**GIVEN EXERCISE**
Write the listing out again, all of it, word for word.

**EXTRACTED INFORMATION**
****************************************
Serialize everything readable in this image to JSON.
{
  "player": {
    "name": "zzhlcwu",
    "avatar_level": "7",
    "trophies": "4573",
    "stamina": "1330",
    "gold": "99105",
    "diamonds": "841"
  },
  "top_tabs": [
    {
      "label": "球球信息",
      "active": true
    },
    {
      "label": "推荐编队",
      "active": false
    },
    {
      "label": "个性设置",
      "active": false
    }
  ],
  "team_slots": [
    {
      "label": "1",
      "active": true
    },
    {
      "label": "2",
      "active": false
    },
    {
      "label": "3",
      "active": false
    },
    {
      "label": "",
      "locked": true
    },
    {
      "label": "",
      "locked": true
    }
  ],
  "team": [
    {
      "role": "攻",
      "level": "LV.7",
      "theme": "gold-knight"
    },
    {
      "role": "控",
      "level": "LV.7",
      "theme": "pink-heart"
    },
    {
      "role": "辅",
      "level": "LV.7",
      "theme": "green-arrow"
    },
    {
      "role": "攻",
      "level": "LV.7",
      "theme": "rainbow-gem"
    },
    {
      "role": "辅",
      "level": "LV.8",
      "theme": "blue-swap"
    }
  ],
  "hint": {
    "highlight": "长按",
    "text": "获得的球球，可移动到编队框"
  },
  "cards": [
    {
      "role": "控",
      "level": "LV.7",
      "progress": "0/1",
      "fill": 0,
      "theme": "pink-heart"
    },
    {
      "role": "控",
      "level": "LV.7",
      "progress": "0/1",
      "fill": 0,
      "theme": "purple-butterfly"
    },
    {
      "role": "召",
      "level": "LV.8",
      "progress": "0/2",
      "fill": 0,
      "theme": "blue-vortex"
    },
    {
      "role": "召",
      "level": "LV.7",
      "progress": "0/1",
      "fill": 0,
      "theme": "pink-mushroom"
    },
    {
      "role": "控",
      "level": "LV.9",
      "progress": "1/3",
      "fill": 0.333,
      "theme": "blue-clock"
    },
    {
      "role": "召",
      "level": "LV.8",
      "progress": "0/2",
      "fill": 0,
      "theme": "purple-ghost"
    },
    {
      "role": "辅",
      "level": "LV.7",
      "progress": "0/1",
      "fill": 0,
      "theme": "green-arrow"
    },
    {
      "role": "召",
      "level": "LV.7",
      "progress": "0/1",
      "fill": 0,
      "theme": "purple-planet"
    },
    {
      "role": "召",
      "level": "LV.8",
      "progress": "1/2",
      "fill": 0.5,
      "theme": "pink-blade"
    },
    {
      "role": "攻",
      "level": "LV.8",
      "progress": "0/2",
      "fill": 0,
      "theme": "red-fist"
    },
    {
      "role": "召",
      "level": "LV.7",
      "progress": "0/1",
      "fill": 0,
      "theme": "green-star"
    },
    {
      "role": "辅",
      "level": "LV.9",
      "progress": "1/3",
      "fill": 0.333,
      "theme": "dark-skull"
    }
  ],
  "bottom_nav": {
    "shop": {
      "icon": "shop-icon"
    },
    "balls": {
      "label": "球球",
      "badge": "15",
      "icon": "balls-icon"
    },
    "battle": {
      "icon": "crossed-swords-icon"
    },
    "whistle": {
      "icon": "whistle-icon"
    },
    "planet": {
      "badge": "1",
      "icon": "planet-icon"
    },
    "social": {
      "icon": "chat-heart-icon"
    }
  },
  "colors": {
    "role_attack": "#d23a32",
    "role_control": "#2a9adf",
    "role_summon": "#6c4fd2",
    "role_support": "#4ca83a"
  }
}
****************************************
**THE ANSWER**
Serialize everything readable in this image to JSON.
{
  "player": {
    "name": "zzhlcwu",
    "avatar_level": "7",
    "trophies": "4573",
    "stamina": "1330",
    "gold": "99105",
    "diamonds": "841"
  },
  "top_tabs": [
    {
      "label": "球球信息",
      "active": true
    },
    {
      "label": "推荐编队",
      "active": false
    },
    {
      "label": "个性设置",
      "active": false
    }
  ],
  "team_slots": [
    {
      "label": "1",
      "active": true
    },
    {
      "label": "2",
      "active": false
    },
    {
      "label": "3",
      "active": false
    },
    {
      "label": "",
      "locked": true
    },
    {
      "label": "",
      "locked": true
    }
  ],
  "team": [
    {
      "role": "攻",
      "level": "LV.7",
      "theme": "gold-knight"
    },
    {
      "role": "控",
      "level": "LV.7",
      "theme": "pink-heart"
    },
    {
      "role": "辅",
      "level": "LV.7",
      "theme": "green-arrow"
    },
    {
      "role": "攻",
      "level": "LV.7",
      "theme": "rainbow-gem"
    },
    {
      "role": "辅",
      "level": "LV.8",
      "theme": "blue-swap"
    }
  ],
  "hint": {
    "highlight": "长按",
    "text": "获得的球球，可移动到编队框"
  },
  "cards": [
    {
      "role": "控",
      "level": "LV.7",
      "progress": "0/1",
      "fill": 0,
      "theme": "pink-heart"
    },
    {
      "role": "控",
      "level": "LV.7",
      "progress": "0/1",
      "fill": 0,
      "theme": "purple-butterfly"
    },
    {
      "role": "召",
      "level": "LV.8",
      "progress": "0/2",
      "fill": 0,
      "theme": "blue-vortex"
    },
    {
      "role": "召",
      "level": "LV.7",
      "progress": "0/1",
      "fill": 0,
      "theme": "pink-mushroom"
    },
    {
      "role": "控",
      "level": "LV.9",
      "progress": "1/3",
      "fill": 0.333,
      "theme": "blue-clock"
    },
    {
      "role": "召",
      "level": "LV.8",
      "progress": "0/2",
      "fill": 0,
      "theme": "purple-ghost"
    },
    {
      "role": "辅",
      "level": "LV.7",
      "progress": "0/1",
      "fill": 0,
      "theme": "green-arrow"
    },
    {
      "role": "召",
      "level": "LV.7",
      "progress": "0/1",
      "fill": 0,
      "theme": "purple-planet"
    },
    {
      "role": "召",
      "level": "LV.8",
      "progress": "1/2",
      "fill": 0.5,
      "theme": "pink-blade"
    },
    {
      "role": "攻",
      "level": "LV.8",
      "progress": "0/2",
      "fill": 0,
      "theme": "red-fist"
    },
    {
      "role": "召",
      "level": "LV.7",
      "progress": "0/1",
      "fill": 0,
      "theme": "green-star"
    },
    {
      "role": "辅",
      "level": "LV.9",
      "progress": "1/3",
      "fill": 0.333,
      "theme": "dark-skull"
    }
  ],
  "bottom_nav": {
    "shop": {
      "icon": "shop-icon"
    },
    "balls": {
      "label": "球球",
      "badge": "15",
      "icon": "balls-icon"
    },
    "battle": {
      "icon": "crossed-swords-icon"
    },
    "whistle": {
      "icon": "whistle-icon"
    },
    "planet": {
      "badge": "1",
      "icon": "planet-icon"
    },
    "social": {
      "icon": "chat-heart-icon"
    }
  },
  "colors": {
    "role_attack": "#d23a32",
    "role_control": "#2a9adf",
    "role_summon": "#6c4fd2",
    "role_support": "#4ca83a"
  }
}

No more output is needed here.